§ Exercise directions: Pull every line holding the string "name" from the records below.

§ Entries:
################
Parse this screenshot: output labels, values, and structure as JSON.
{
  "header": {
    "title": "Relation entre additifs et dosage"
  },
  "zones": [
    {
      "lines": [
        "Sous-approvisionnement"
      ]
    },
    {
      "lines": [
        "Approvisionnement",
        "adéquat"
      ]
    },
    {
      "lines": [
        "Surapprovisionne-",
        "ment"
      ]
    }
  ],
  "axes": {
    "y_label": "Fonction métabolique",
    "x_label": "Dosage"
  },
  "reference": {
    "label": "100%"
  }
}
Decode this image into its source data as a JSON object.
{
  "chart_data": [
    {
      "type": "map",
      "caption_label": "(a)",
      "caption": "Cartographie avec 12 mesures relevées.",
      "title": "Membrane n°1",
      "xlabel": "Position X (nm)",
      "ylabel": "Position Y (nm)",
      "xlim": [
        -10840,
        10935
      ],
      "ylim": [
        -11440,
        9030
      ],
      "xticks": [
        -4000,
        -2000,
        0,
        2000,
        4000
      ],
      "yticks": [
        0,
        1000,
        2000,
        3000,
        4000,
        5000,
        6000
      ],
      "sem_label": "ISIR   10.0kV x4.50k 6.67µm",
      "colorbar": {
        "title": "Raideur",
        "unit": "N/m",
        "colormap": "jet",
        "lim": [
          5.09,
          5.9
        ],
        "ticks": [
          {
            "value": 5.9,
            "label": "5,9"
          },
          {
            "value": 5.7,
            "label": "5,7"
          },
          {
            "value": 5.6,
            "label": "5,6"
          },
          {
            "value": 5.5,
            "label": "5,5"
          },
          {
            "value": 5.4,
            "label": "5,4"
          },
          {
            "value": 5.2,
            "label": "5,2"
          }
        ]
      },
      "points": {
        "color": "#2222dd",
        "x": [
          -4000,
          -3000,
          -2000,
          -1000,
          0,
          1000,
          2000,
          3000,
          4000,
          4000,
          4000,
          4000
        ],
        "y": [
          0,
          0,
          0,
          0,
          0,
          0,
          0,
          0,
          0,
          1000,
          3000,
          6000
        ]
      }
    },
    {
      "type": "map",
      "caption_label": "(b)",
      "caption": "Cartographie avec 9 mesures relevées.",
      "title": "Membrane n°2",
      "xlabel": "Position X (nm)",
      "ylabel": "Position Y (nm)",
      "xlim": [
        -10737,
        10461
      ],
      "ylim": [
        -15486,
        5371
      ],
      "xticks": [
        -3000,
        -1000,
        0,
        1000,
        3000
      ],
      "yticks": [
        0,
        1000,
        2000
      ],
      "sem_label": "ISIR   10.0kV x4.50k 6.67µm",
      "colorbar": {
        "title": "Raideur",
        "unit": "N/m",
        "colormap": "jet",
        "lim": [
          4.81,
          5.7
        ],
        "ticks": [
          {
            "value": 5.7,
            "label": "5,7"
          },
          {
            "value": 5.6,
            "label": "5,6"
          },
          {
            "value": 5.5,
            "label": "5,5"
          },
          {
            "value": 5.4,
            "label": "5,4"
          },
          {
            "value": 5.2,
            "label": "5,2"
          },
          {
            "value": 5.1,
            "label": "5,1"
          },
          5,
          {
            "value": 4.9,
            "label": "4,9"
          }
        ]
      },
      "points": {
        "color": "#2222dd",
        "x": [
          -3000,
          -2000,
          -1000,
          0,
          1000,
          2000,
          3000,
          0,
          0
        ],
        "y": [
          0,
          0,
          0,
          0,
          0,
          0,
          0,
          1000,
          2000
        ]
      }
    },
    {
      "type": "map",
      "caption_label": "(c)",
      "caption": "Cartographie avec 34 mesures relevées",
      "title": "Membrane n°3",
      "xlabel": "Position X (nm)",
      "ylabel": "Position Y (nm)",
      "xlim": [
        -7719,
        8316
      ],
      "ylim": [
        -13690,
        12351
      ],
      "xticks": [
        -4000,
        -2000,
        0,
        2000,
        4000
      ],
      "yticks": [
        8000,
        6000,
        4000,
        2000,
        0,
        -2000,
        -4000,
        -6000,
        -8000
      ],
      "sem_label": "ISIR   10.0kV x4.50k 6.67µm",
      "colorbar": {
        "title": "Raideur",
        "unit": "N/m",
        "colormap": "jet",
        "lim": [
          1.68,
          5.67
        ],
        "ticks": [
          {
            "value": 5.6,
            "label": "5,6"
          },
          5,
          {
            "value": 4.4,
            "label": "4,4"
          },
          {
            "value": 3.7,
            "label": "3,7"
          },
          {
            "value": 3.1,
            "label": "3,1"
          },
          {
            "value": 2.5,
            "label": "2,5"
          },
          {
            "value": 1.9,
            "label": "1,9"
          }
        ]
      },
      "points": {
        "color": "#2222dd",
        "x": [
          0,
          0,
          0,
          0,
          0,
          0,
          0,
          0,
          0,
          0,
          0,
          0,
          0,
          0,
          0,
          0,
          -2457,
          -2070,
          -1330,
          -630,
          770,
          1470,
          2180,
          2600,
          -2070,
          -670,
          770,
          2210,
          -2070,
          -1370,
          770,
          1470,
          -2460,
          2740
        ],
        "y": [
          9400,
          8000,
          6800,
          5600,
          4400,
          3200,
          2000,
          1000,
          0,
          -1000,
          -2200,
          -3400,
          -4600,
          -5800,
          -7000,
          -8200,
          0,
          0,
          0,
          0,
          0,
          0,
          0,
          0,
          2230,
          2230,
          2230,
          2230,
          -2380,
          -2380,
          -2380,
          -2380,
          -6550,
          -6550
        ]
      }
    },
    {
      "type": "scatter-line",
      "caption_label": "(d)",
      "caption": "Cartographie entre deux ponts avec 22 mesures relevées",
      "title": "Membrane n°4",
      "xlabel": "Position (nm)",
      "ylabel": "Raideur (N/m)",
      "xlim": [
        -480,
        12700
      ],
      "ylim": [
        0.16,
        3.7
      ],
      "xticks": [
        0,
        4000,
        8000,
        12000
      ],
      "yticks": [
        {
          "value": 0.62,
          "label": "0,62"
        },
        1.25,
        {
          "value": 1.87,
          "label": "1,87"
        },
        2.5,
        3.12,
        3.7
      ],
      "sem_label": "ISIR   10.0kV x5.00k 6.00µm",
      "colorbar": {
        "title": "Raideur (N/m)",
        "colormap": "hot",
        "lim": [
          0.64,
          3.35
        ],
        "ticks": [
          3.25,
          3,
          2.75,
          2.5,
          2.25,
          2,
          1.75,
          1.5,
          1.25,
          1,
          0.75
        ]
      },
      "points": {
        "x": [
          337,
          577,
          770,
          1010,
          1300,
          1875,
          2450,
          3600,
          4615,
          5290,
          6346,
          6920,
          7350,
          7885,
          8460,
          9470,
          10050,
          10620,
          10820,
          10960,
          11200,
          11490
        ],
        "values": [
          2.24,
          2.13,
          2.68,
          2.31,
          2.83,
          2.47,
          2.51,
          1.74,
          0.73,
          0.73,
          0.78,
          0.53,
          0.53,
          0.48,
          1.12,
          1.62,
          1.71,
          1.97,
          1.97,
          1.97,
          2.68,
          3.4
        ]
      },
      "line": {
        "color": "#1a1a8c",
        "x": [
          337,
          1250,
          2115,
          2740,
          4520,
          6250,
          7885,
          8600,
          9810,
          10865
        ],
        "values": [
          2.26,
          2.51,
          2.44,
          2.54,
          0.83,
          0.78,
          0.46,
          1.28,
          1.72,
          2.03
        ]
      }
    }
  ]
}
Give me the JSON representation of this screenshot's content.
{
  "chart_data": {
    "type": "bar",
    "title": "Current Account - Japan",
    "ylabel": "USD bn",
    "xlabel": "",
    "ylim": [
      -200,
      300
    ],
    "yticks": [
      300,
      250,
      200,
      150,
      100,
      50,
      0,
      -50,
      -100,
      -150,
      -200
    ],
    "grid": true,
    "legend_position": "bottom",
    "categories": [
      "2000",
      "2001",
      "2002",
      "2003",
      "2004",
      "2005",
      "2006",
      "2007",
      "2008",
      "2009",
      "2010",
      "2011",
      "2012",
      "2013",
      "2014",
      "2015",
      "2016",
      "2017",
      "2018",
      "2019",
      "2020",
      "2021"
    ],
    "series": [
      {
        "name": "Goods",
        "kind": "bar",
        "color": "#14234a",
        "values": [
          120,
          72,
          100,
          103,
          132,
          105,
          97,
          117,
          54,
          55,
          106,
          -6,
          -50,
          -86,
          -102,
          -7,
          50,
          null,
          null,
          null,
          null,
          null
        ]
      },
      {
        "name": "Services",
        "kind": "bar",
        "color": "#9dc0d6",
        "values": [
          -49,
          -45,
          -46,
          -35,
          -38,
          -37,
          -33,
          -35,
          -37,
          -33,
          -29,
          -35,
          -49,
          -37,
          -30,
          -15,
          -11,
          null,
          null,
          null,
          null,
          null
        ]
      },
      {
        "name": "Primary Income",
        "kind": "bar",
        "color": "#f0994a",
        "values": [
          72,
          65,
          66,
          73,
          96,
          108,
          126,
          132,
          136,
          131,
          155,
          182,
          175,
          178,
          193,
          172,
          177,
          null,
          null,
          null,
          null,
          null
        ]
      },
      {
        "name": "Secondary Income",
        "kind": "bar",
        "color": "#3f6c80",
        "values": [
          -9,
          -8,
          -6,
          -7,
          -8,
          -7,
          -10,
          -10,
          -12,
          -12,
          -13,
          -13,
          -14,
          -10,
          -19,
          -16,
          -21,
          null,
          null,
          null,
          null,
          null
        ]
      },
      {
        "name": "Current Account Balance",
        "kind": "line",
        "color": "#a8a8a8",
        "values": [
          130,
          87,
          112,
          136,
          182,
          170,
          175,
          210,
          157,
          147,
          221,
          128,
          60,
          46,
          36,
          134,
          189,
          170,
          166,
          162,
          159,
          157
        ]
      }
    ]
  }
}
################
§ Final result:
        "name": "Goods",
        "name": "Services",
        "name": "Primary Income",
        "name": "Secondary Income",
        "name": "Current Account Balance",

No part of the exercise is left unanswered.